→ **Given instruction**
Word for word, quote all of the material, omitting the pictures.

______________________________

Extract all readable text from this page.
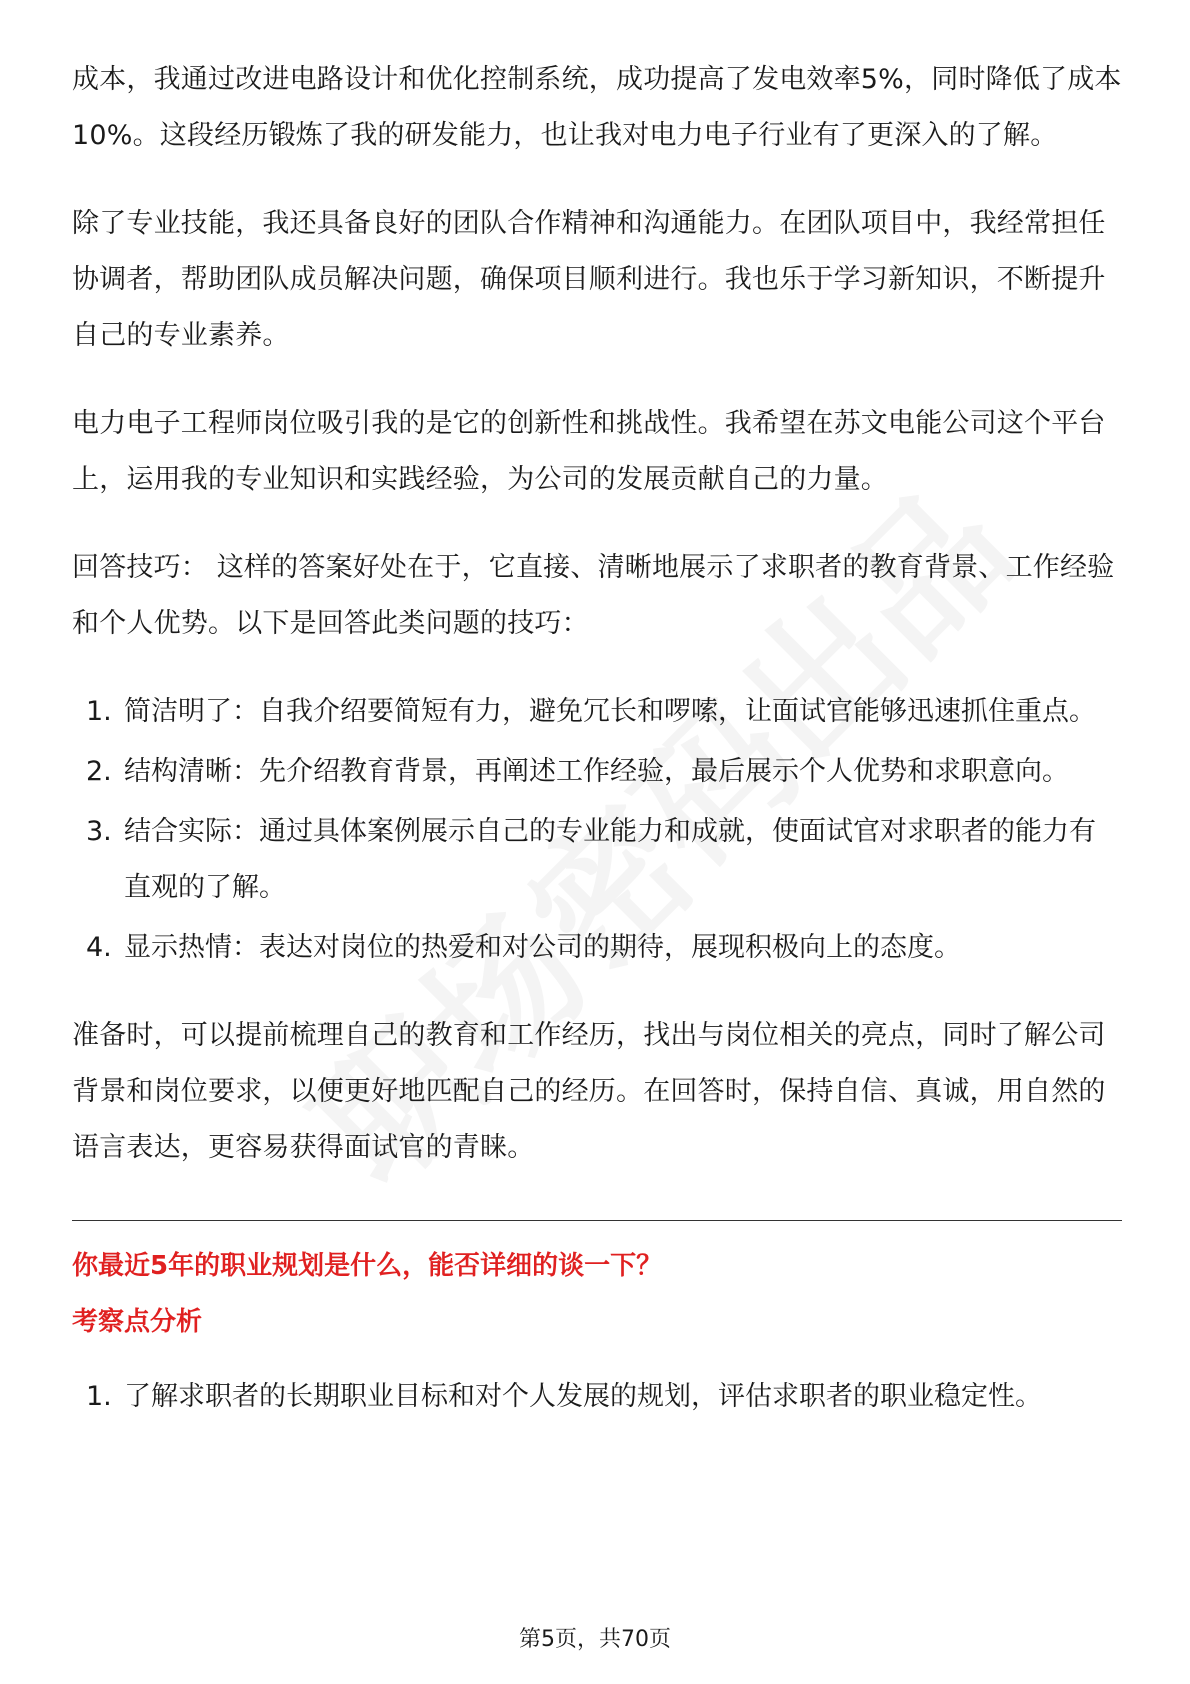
成本，我通过改进电路设计和优化控制系统，成功提高了发电效率5%，同时降低了成本10%。这段经历锻炼了我的研发能力，也让我对电力电子行业有了更深入的了解。

除了专业技能，我还具备良好的团队合作精神和沟通能力。在团队项目中，我经常担任协调者，帮助团队成员解决问题，确保项目顺利进行。我也乐于学习新知识，不断提升自己的专业素养。

电力电子工程师岗位吸引我的是它的创新性和挑战性。我希望在苏文电能公司这个平台上，运用我的专业知识和实践经验，为公司的发展贡献自己的力量。

回答技巧： 这样的答案好处在于，它直接、清晰地展示了求职者的教育背景、工作经验和个人优势。以下是回答此类问题的技巧：

1. 简洁明了：自我介绍要简短有力，避免冗长和啰嗦，让面试官能够迅速抓住重点。
2. 结构清晰：先介绍教育背景，再阐述工作经验，最后展示个人优势和求职意向。
3. 结合实际：通过具体案例展示自己的专业能力和成就，使面试官对求职者的能力有直观的了解。
4. 显示热情：表达对岗位的热爱和对公司的期待，展现积极向上的态度。

准备时，可以提前梳理自己的教育和工作经历，找出与岗位相关的亮点，同时了解公司背景和岗位要求，以便更好地匹配自己的经历。在回答时，保持自信、真诚，用自然的语言表达，更容易获得面试官的青睐。

你最近5年的职业规划是什么，能否详细的谈一下？

考察点分析

1. 了解求职者的长期职业目标和对个人发展的规划，评估求职者的职业稳定性。
第5页，共70页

______________________________

→ **Output of the task**
Extract all readable text from this page.
成本，我通过改进电路设计和优化控制系统，成功提高了发电效率5%，同时降低了成本10%。这段经历锻炼了我的研发能力，也让我对电力电子行业有了更深入的了解。

除了专业技能，我还具备良好的团队合作精神和沟通能力。在团队项目中，我经常担任协调者，帮助团队成员解决问题，确保项目顺利进行。我也乐于学习新知识，不断提升自己的专业素养。

电力电子工程师岗位吸引我的是它的创新性和挑战性。我希望在苏文电能公司这个平台上，运用我的专业知识和实践经验，为公司的发展贡献自己的力量。

回答技巧： 这样的答案好处在于，它直接、清晰地展示了求职者的教育背景、工作经验和个人优势。以下是回答此类问题的技巧：

1. 简洁明了：自我介绍要简短有力，避免冗长和啰嗦，让面试官能够迅速抓住重点。
2. 结构清晰：先介绍教育背景，再阐述工作经验，最后展示个人优势和求职意向。
3. 结合实际：通过具体案例展示自己的专业能力和成就，使面试官对求职者的能力有直观的了解。
4. 显示热情：表达对岗位的热爱和对公司的期待，展现积极向上的态度。

准备时，可以提前梳理自己的教育和工作经历，找出与岗位相关的亮点，同时了解公司背景和岗位要求，以便更好地匹配自己的经历。在回答时，保持自信、真诚，用自然的语言表达，更容易获得面试官的青睐。

你最近5年的职业规划是什么，能否详细的谈一下？

考察点分析

1. 了解求职者的长期职业目标和对个人发展的规划，评估求职者的职业稳定性。
第5页，共70页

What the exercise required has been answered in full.